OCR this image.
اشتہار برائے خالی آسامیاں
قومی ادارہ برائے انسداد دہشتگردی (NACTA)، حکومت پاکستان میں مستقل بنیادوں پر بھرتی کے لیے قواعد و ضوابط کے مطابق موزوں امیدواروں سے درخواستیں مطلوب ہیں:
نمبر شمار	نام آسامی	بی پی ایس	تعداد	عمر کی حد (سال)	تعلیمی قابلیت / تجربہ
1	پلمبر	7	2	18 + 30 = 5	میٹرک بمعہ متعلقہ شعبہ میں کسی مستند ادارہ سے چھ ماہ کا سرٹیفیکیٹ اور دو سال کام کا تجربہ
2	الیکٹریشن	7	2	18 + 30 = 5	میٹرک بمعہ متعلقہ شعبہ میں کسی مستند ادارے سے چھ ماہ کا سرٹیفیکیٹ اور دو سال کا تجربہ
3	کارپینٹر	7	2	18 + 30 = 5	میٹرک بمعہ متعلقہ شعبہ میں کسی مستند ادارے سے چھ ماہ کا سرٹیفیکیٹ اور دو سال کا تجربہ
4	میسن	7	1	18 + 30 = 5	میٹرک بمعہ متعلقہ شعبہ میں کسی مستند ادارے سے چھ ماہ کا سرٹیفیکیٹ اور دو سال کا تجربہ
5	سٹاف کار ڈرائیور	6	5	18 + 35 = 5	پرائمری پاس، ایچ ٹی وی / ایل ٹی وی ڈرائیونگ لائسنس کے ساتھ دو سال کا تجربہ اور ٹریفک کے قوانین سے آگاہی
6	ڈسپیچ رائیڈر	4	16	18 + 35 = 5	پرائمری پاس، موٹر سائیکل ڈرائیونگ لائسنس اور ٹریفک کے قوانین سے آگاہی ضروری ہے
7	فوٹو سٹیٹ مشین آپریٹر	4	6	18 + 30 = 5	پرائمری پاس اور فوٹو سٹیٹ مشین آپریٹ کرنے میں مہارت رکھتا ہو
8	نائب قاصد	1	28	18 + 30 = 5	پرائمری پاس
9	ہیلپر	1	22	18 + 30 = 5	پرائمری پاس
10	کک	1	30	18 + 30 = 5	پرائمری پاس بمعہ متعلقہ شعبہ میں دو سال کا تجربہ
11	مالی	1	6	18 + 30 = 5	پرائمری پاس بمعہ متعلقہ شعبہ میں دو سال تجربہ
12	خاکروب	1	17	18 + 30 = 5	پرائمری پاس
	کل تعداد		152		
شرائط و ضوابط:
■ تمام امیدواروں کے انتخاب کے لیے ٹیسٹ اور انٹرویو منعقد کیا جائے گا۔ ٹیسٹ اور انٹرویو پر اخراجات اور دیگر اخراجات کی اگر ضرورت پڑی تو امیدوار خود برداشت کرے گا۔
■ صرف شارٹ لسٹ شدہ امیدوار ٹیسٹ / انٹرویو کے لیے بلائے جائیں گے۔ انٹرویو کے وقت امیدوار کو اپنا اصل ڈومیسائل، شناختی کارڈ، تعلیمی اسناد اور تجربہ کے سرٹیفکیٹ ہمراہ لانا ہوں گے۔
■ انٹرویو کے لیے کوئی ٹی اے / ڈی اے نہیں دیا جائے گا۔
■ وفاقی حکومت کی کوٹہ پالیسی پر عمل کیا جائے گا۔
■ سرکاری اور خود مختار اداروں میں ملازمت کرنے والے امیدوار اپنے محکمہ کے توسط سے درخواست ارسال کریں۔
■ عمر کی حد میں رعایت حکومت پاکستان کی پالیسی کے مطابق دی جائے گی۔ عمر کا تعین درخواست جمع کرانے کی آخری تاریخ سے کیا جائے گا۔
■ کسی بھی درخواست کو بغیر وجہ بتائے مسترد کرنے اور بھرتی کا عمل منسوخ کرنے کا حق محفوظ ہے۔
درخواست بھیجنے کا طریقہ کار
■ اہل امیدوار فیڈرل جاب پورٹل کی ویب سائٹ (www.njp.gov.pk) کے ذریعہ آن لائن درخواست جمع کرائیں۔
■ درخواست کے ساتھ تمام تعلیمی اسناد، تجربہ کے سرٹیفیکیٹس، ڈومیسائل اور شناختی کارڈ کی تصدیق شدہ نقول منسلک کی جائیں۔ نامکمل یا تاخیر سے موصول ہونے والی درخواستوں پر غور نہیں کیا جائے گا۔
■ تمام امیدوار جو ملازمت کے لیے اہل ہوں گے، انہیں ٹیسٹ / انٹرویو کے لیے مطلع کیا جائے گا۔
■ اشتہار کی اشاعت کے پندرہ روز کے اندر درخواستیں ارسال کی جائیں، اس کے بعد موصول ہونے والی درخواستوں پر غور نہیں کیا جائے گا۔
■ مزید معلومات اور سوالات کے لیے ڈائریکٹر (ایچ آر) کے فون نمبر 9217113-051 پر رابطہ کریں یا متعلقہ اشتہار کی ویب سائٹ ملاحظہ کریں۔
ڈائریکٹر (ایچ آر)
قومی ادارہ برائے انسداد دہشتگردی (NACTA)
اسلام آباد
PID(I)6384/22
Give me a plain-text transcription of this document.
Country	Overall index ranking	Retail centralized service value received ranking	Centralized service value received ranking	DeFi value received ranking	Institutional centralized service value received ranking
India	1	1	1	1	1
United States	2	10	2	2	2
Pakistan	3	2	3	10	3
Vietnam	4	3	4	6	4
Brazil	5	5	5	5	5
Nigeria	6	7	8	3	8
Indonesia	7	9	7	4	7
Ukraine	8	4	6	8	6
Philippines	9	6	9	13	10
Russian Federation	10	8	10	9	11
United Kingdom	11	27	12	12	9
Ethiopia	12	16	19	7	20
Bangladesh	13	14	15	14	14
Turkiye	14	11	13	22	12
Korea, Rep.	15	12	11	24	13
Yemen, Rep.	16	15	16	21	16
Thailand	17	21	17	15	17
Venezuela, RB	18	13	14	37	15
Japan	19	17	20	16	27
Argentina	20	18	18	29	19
──────
*What to do*
Return the material in full, exactly as shown.

*Answer to this problem*
OCR this image.
اشتہار برائے خالی آسامیاں
قومی ادارہ برائے انسداد دہشتگردی (NACTA)، حکومت پاکستان میں مستقل بنیادوں پر بھرتی کے لیے قواعد و ضوابط کے مطابق موزوں امیدواروں سے درخواستیں مطلوب ہیں:
نمبر شمار	نام آسامی	بی پی ایس	تعداد	عمر کی حد (سال)	تعلیمی قابلیت / تجربہ
1	پلمبر	7	2	18 + 30 = 5	میٹرک بمعہ متعلقہ شعبہ میں کسی مستند ادارہ سے چھ ماہ کا سرٹیفیکیٹ اور دو سال کام کا تجربہ
2	الیکٹریشن	7	2	18 + 30 = 5	میٹرک بمعہ متعلقہ شعبہ میں کسی مستند ادارے سے چھ ماہ کا سرٹیفیکیٹ اور دو سال کا تجربہ
3	کارپینٹر	7	2	18 + 30 = 5	میٹرک بمعہ متعلقہ شعبہ میں کسی مستند ادارے سے چھ ماہ کا سرٹیفیکیٹ اور دو سال کا تجربہ
4	میسن	7	1	18 + 30 = 5	میٹرک بمعہ متعلقہ شعبہ میں کسی مستند ادارے سے چھ ماہ کا سرٹیفیکیٹ اور دو سال کا تجربہ
5	سٹاف کار ڈرائیور	6	5	18 + 35 = 5	پرائمری پاس، ایچ ٹی وی / ایل ٹی وی ڈرائیونگ لائسنس کے ساتھ دو سال کا تجربہ اور ٹریفک کے قوانین سے آگاہی
6	ڈسپیچ رائیڈر	4	16	18 + 35 = 5	پرائمری پاس، موٹر سائیکل ڈرائیونگ لائسنس اور ٹریفک کے قوانین سے آگاہی ضروری ہے
7	فوٹو سٹیٹ مشین آپریٹر	4	6	18 + 30 = 5	پرائمری پاس اور فوٹو سٹیٹ مشین آپریٹ کرنے میں مہارت رکھتا ہو
8	نائب قاصد	1	28	18 + 30 = 5	پرائمری پاس
9	ہیلپر	1	22	18 + 30 = 5	پرائمری پاس
10	کک	1	30	18 + 30 = 5	پرائمری پاس بمعہ متعلقہ شعبہ میں دو سال کا تجربہ
11	مالی	1	6	18 + 30 = 5	پرائمری پاس بمعہ متعلقہ شعبہ میں دو سال تجربہ
12	خاکروب	1	17	18 + 30 = 5	پرائمری پاس
	کل تعداد		152		
شرائط و ضوابط:
■ تمام امیدواروں کے انتخاب کے لیے ٹیسٹ اور انٹرویو منعقد کیا جائے گا۔ ٹیسٹ اور انٹرویو پر اخراجات اور دیگر اخراجات کی اگر ضرورت پڑی تو امیدوار خود برداشت کرے گا۔
■ صرف شارٹ لسٹ شدہ امیدوار ٹیسٹ / انٹرویو کے لیے بلائے جائیں گے۔ انٹرویو کے وقت امیدوار کو اپنا اصل ڈومیسائل، شناختی کارڈ، تعلیمی اسناد اور تجربہ کے سرٹیفکیٹ ہمراہ لانا ہوں گے۔
■ انٹرویو کے لیے کوئی ٹی اے / ڈی اے نہیں دیا جائے گا۔
■ وفاقی حکومت کی کوٹہ پالیسی پر عمل کیا جائے گا۔
■ سرکاری اور خود مختار اداروں میں ملازمت کرنے والے امیدوار اپنے محکمہ کے توسط سے درخواست ارسال کریں۔
■ عمر کی حد میں رعایت حکومت پاکستان کی پالیسی کے مطابق دی جائے گی۔ عمر کا تعین درخواست جمع کرانے کی آخری تاریخ سے کیا جائے گا۔
■ کسی بھی درخواست کو بغیر وجہ بتائے مسترد کرنے اور بھرتی کا عمل منسوخ کرنے کا حق محفوظ ہے۔
درخواست بھیجنے کا طریقہ کار
■ اہل امیدوار فیڈرل جاب پورٹل کی ویب سائٹ (www.njp.gov.pk) کے ذریعہ آن لائن درخواست جمع کرائیں۔
■ درخواست کے ساتھ تمام تعلیمی اسناد، تجربہ کے سرٹیفیکیٹس، ڈومیسائل اور شناختی کارڈ کی تصدیق شدہ نقول منسلک کی جائیں۔ نامکمل یا تاخیر سے موصول ہونے والی درخواستوں پر غور نہیں کیا جائے گا۔
■ تمام امیدوار جو ملازمت کے لیے اہل ہوں گے، انہیں ٹیسٹ / انٹرویو کے لیے مطلع کیا جائے گا۔
■ اشتہار کی اشاعت کے پندرہ روز کے اندر درخواستیں ارسال کی جائیں، اس کے بعد موصول ہونے والی درخواستوں پر غور نہیں کیا جائے گا۔
■ مزید معلومات اور سوالات کے لیے ڈائریکٹر (ایچ آر) کے فون نمبر 9217113-051 پر رابطہ کریں یا متعلقہ اشتہار کی ویب سائٹ ملاحظہ کریں۔
ڈائریکٹر (ایچ آر)
قومی ادارہ برائے انسداد دہشتگردی (NACTA)
اسلام آباد
PID(I)6384/22
Give me a plain-text transcription of this document.
Country	Overall index ranking	Retail centralized service value received ranking	Centralized service value received ranking	DeFi value received ranking	Institutional centralized service value received ranking
India	1	1	1	1	1
United States	2	10	2	2	2
Pakistan	3	2	3	10	3
Vietnam	4	3	4	6	4
Brazil	5	5	5	5	5
Nigeria	6	7	8	3	8
Indonesia	7	9	7	4	7
Ukraine	8	4	6	8	6
Philippines	9	6	9	13	10
Russian Federation	10	8	10	9	11
United Kingdom	11	27	12	12	9
Ethiopia	12	16	19	7	20
Bangladesh	13	14	15	14	14
Turkiye	14	11	13	22	12
Korea, Rep.	15	12	11	24	13
Yemen, Rep.	16	15	16	21	16
Thailand	17	21	17	15	17
Venezuela, RB	18	13	14	37	15
Japan	19	17	20	16	27
Argentina	20	18	18	29	19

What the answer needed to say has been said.